◆ DATASET RECORDS ◆
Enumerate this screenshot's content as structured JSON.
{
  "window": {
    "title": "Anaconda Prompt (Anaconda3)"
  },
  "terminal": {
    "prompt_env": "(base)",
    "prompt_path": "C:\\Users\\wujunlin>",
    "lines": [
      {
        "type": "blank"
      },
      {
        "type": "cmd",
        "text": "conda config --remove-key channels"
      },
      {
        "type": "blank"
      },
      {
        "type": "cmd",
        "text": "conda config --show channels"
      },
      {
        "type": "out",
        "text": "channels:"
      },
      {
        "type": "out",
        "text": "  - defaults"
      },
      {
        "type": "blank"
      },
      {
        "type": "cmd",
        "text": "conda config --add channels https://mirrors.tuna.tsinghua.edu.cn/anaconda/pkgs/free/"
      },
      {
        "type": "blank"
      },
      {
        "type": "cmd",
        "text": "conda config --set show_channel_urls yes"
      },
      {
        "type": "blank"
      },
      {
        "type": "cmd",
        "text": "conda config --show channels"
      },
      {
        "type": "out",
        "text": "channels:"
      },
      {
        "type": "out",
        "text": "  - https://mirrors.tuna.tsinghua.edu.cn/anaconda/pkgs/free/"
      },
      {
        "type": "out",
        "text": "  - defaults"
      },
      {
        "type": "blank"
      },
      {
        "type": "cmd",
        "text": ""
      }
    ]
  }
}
---
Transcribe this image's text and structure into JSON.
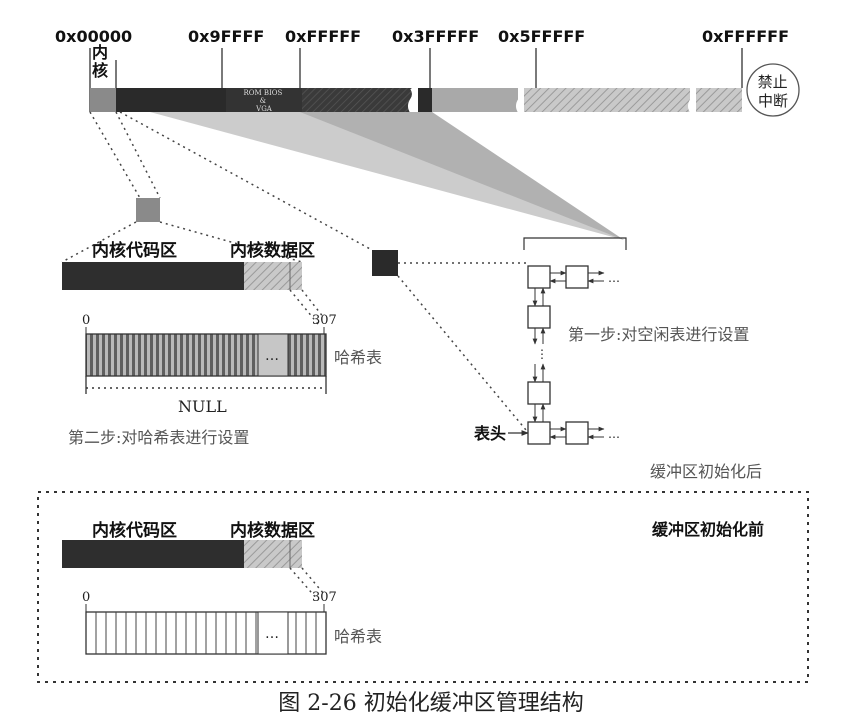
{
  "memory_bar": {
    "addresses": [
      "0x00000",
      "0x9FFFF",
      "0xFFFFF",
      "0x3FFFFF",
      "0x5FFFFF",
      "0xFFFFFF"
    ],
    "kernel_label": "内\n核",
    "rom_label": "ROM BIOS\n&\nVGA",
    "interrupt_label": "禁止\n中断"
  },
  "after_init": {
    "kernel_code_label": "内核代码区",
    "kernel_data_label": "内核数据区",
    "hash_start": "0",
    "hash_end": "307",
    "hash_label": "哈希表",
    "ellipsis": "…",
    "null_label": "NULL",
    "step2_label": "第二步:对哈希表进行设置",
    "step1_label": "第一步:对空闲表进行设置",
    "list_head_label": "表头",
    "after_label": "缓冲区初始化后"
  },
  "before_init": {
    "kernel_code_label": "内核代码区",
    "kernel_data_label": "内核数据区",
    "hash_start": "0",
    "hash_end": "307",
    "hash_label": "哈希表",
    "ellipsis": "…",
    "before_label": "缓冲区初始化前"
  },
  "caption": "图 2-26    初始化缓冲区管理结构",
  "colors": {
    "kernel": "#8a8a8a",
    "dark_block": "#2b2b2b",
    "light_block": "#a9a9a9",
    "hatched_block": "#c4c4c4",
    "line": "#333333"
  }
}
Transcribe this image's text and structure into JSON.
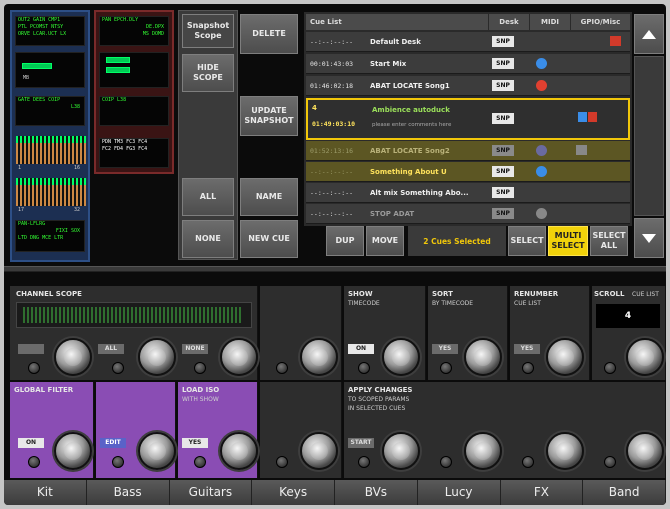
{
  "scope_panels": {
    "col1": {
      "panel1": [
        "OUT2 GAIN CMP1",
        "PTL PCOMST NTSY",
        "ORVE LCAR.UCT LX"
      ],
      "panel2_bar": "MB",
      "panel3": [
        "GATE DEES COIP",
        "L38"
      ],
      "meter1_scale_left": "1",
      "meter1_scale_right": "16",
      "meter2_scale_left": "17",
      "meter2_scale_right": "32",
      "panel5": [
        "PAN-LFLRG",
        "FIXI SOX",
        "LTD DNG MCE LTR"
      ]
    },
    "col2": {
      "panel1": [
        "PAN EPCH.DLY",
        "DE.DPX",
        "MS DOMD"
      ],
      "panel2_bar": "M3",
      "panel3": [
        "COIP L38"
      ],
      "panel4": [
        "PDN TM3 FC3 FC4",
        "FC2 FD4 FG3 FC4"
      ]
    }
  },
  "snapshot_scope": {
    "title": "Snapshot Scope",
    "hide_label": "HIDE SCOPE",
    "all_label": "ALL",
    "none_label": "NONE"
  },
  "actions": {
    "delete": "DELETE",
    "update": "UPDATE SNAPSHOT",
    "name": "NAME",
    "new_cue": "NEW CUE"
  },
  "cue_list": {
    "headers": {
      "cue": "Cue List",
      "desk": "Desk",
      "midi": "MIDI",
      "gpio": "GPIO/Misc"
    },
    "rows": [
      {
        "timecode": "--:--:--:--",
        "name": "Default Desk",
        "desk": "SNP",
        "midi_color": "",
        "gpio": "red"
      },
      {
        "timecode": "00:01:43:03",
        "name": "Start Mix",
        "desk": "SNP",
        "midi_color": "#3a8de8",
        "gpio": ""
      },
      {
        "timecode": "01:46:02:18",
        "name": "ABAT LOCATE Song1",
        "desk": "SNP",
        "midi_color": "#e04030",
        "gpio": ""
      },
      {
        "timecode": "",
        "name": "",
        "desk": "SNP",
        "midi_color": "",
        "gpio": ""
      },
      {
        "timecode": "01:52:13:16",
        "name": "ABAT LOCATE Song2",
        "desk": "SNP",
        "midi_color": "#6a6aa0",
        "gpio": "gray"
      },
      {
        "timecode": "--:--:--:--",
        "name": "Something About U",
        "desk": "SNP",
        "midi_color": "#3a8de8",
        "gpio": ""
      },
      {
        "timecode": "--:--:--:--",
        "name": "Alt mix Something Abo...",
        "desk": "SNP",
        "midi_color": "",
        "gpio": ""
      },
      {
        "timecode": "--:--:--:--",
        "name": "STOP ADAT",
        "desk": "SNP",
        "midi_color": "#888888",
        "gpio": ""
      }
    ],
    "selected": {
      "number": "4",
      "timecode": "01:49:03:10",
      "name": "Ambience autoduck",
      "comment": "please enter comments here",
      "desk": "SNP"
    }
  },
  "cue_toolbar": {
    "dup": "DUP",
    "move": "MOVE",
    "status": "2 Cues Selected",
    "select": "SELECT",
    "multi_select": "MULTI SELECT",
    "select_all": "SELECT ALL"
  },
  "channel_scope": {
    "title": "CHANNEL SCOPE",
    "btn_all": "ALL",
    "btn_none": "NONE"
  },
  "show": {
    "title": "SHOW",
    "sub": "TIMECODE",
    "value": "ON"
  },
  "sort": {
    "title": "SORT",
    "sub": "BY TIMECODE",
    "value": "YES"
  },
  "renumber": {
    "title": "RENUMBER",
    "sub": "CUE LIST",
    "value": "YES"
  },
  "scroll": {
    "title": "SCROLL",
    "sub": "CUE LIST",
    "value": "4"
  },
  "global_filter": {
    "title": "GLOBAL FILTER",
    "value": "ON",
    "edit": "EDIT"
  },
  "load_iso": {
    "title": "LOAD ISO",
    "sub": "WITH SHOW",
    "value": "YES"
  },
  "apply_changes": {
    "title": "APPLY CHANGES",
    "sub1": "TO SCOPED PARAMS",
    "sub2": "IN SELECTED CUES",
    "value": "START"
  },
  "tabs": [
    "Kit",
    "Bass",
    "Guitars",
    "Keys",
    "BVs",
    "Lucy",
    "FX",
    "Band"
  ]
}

◆ WHAT THE EXERCISE ASKS ◆
In the records above, locate the lines holding the word "mirrors". Copy each of them.

◆ EXERCISE ANSWER ◆
        "text": "conda config --add channels https://mirrors.tuna.tsinghua.edu.cn/anaconda/pkgs/free/"
        "text": "  - https://mirrors.tuna.tsinghua.edu.cn/anaconda/pkgs/free/"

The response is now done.